What to work on: Repeat verbatim each line from the line with "Convert this document image to plain text." to the end of the entries. Pictures do not belong in the copy.
_ _ _ _
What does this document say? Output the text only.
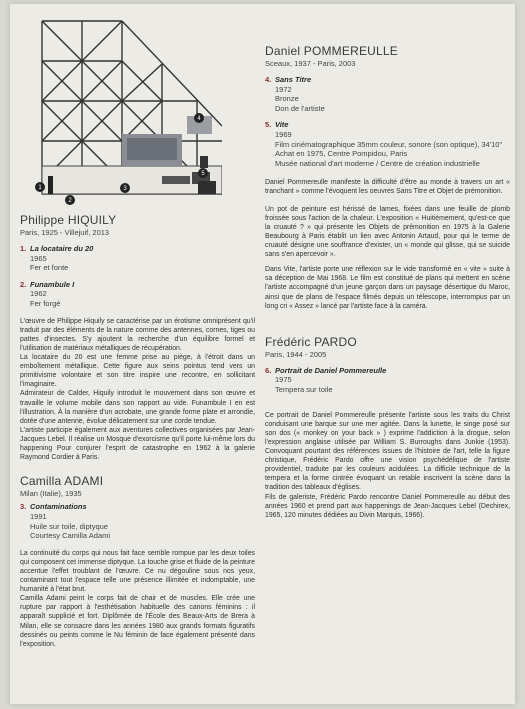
1
2
3
4
5
Philippe HIQUILY
Paris, 1925 - Villejuif, 2013
1. La locataire du 20
1965
Fer et fonte
2. Funambule I
1962
Fer forgé

L'œuvre de Philippe Hiquily se caractérise par un érotisme omniprésent qu'il traduit par des éléments de la nature comme des antennes, cornes, tiges ou pattes d'insectes. S'y ajoutent la recherche d'un équilibre formel et l'utilisation de matériaux métalliques de récupération.

La locataire du 20 est une femme prise au piège, à l'étroit dans un emboîtement métallique. Cette figure aux seins pointus tend vers un primitivisme volontaire et son titre inspire une recontre, en sollicitant l'imaginaire.

Admirateur de Calder, Hiquily introduit le mouvement dans son œuvre et travaille le volume mobile dans son rapport au vide. Funambule I en est l'illustration. À la manière d'un acrobate, une grande forme plate et arrondie, dotée d'une antenne, évolue délicatement sur une corde tendue.

L'artiste participe également aux aventures collectives organisées par Jean-Jacques Lebel. Il réalise un Mosque d'exorcisme qu'il porte lui-même lors du happening Pour conjurer l'esprit de catastrophe en 1962 à la galerie Raymond Cordier à Paris.

Camilla ADAMI
Milan (Italie), 1935
3. Contaminations
1991
Huile sur toile, diptyque
Courtesy Camilla Adami

La continuité du corps qui nous fait face semble rompue par les deux toiles qui composent cet immense diptyque. La touche grise et fluide de la peinture accentue l'effet troublant de l'œuvre. Ce nu dégouline sous nos yeux, contaminant tout l'espace telle une présence illimitée et indomptable, une humanité à l'état brut.

Camilla Adami peint le corps fait de chair et de muscles. Elle crée une rupture par rapport à l'esthétisation habituelle des canons féminins : il apparaît supplicié et fort. Diplômée de l'École des Beaux-Arts de Brera à Milan, elle se consacre dans les années 1980 aux grands formats figuratifs dessinés ou peints comme le Nu féminin de face également présenté dans l'exposition.

Daniel POMMEREULLE
Sceaux, 1937 - Paris, 2003
4. Sans Titre
1972
Bronze
Don de l'artiste
5. Vite
1969
Film cinématographique 35mm couleur, sonore (son optique), 34'10"
Achat en 1975, Centre Pompidou, Paris
Musée national d'art moderne / Centre de création industrielle

Daniel Pommereulle manifeste la difficulté d'être au monde à travers un art « tranchant » comme l'évoquent les oeuvres Sans Titre et Objet de prémonition.

Un pot de peinture est hérissé de lames, fixées dans une feuille de plomb froissée sous l'action de la chaleur. L'exposition « Huitièmement, qu'est-ce que la cruauté ? » qui présente les Objets de prémonition en 1975 à la Galerie Beaubourg à Paris établit un lien avec Antonin Artaud, pour qui le terme de cruauté désigne une souffrance d'exister, un « monde qui glisse, qui se suicide sans s'en apercevoir ».

Dans Vite, l'artiste porte une réflexion sur le vide transformé en « vite » suite à sa déception de Mai 1968. Le film est constitué de plans qui mettent en scène l'artiste accompagné d'un jeune garçon dans un paysage désertique du Maroc, ainsi que de plans de l'espace filmés depuis un télescope, interrompus par un long cri « Assez » lancé par l'artiste face à la caméra.

Frédéric PARDO
Paris, 1944 - 2005
6. Portrait de Daniel Pommereulle
1975
Tempera sur toile

Ce portrait de Daniel Pommereulle présente l'artiste sous les traits du Christ conduisant une barque sur une mer agitée. Dans la lunette, le singe posé sur son dos (« monkey on your back » ) exprime l'addiction à la drogue, selon l'expression anglaise utilisée par William S. Burroughs dans Junkie (1953). Convoquant pourtant des références issues de l'histoire de l'art, telle la figure christique, Frédéric Pardo offre une vision psychédélique de l'artiste providentiel, traduite par les couleurs acidulées. La difficile technique de la tempera et la forme cintrée évoquant un retable inscrivent la scène dans la tradition des tableaux d'églises.

Fils de galeriste, Frédéric Pardo rencontre Daniel Pommereulle au début des années 1960 et prend part aux happenings de Jean-Jacques Lebel (Dechirex, 1965, 120 minutes dédiées au Divin Marquis, 1966).
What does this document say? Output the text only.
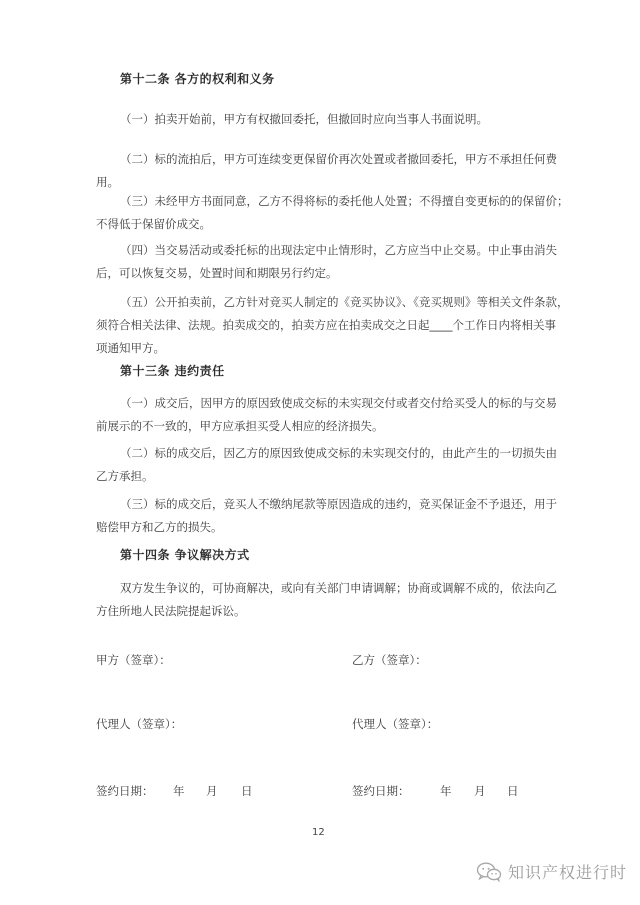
第十二条 各方的权利和义务
（一）拍卖开始前，甲方有权撤回委托，但撤回时应向当事人书面说明。
（二）标的流拍后，甲方可连续变更保留价再次处置或者撤回委托，甲方不承担任何费
用。
（三）未经甲方书面同意，乙方不得将标的委托他人处置；不得擅自变更标的的保留价；
不得低于保留价成交。
（四）当交易活动或委托标的出现法定中止情形时，乙方应当中止交易。中止事由消失
后，可以恢复交易，处置时间和期限另行约定。
（五）公开拍卖前，乙方针对竞买人制定的《竞买协议》、《竞买规则》等相关文件条款，
须符合相关法律、法规。拍卖成交的，拍卖方应在拍卖成交之日起____个工作日内将相关事
项通知甲方。
第十三条 违约责任
（一）成交后，因甲方的原因致使成交标的未实现交付或者交付给买受人的标的与交易
前展示的不一致的，甲方应承担买受人相应的经济损失。
（二）标的成交后，因乙方的原因致使成交标的未实现交付的，由此产生的一切损失由
乙方承担。
（三）标的成交后，竞买人不缴纳尾款等原因造成的违约，竞买保证金不予退还，用于
赔偿甲方和乙方的损失。
第十四条 争议解决方式
双方发生争议的，可协商解决，或向有关部门申请调解；协商或调解不成的，依法向乙
方住所地人民法院提起诉讼。
甲方（签章）：	乙方（签章）：
代理人（签章）：	代理人（签章）：
签约日期： 年 月 日	签约日期：	年 月 日
12
知识产权进行时
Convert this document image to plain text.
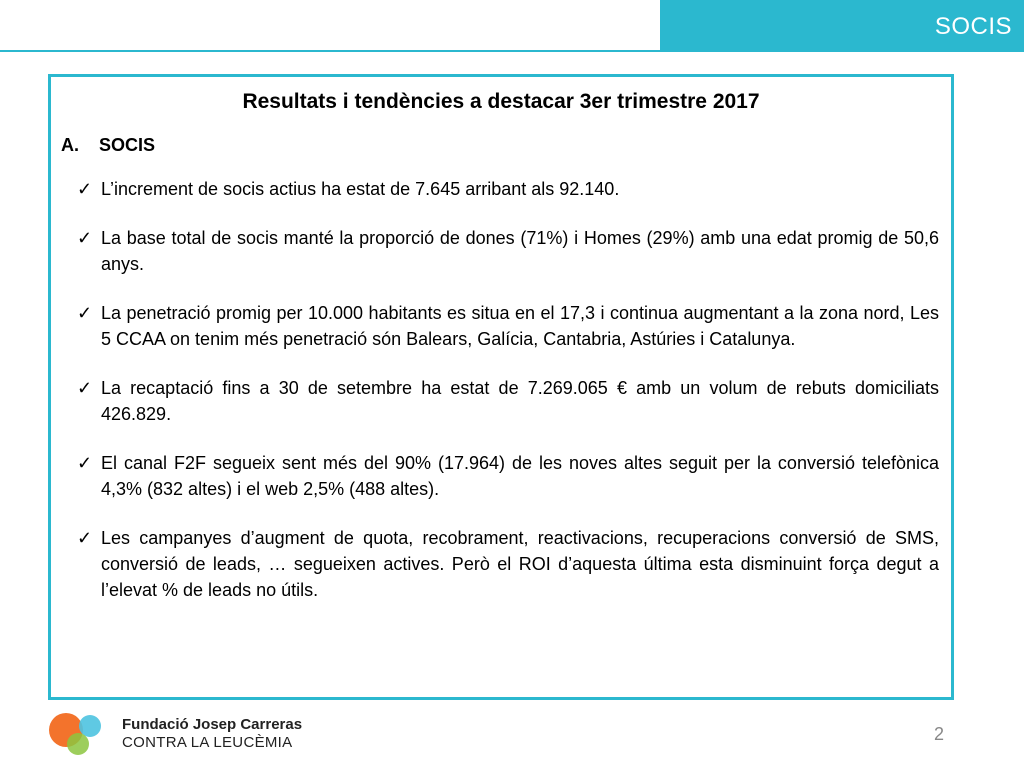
SOCIS
Resultats i tendències a destacar 3er trimestre 2017
A.	SOCIS
✓ L’increment de socis actius ha estat de 7.645 arribant als 92.140.
✓ La base total de socis manté la proporció de dones (71%) i Homes (29%) amb una edat promig de 50,6 anys.
✓ La penetració promig per 10.000 habitants es situa en el 17,3 i continua augmentant a la zona nord, Les 5 CCAA on tenim més penetració són Balears, Galícia, Cantabria, Astúries i Catalunya.
✓ La recaptació fins a 30 de setembre ha estat de 7.269.065 € amb un volum de rebuts domiciliats 426.829.
✓ El canal F2F segueix sent més del 90% (17.964) de les noves altes seguit per la conversió telefònica 4,3% (832 altes) i el web 2,5% (488 altes).
✓ Les campanyes d’augment de quota, recobrament, reactivacions, recuperacions conversió de SMS, conversió de leads, … segueixen actives. Però el ROI d’aquesta última esta disminuint força degut a l’elevat % de leads no útils.
Fundació Josep Carreras
CONTRA LA LEUCÈMIA	2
_ _ _ _
Complete output:
Convert this document image to plain text.
SOCIS
Resultats i tendències a destacar 3er trimestre 2017
A.	SOCIS
✓ L’increment de socis actius ha estat de 7.645 arribant als 92.140.
✓ La base total de socis manté la proporció de dones (71%) i Homes (29%) amb una edat promig de 50,6 anys.
✓ La penetració promig per 10.000 habitants es situa en el 17,3 i continua augmentant a la zona nord, Les 5 CCAA on tenim més penetració són Balears, Galícia, Cantabria, Astúries i Catalunya.
✓ La recaptació fins a 30 de setembre ha estat de 7.269.065 € amb un volum de rebuts domiciliats 426.829.
✓ El canal F2F segueix sent més del 90% (17.964) de les noves altes seguit per la conversió telefònica 4,3% (832 altes) i el web 2,5% (488 altes).
✓ Les campanyes d’augment de quota, recobrament, reactivacions, recuperacions conversió de SMS, conversió de leads, … segueixen actives. Però el ROI d’aquesta última esta disminuint força degut a l’elevat % de leads no útils.
Fundació Josep Carreras
CONTRA LA LEUCÈMIA	2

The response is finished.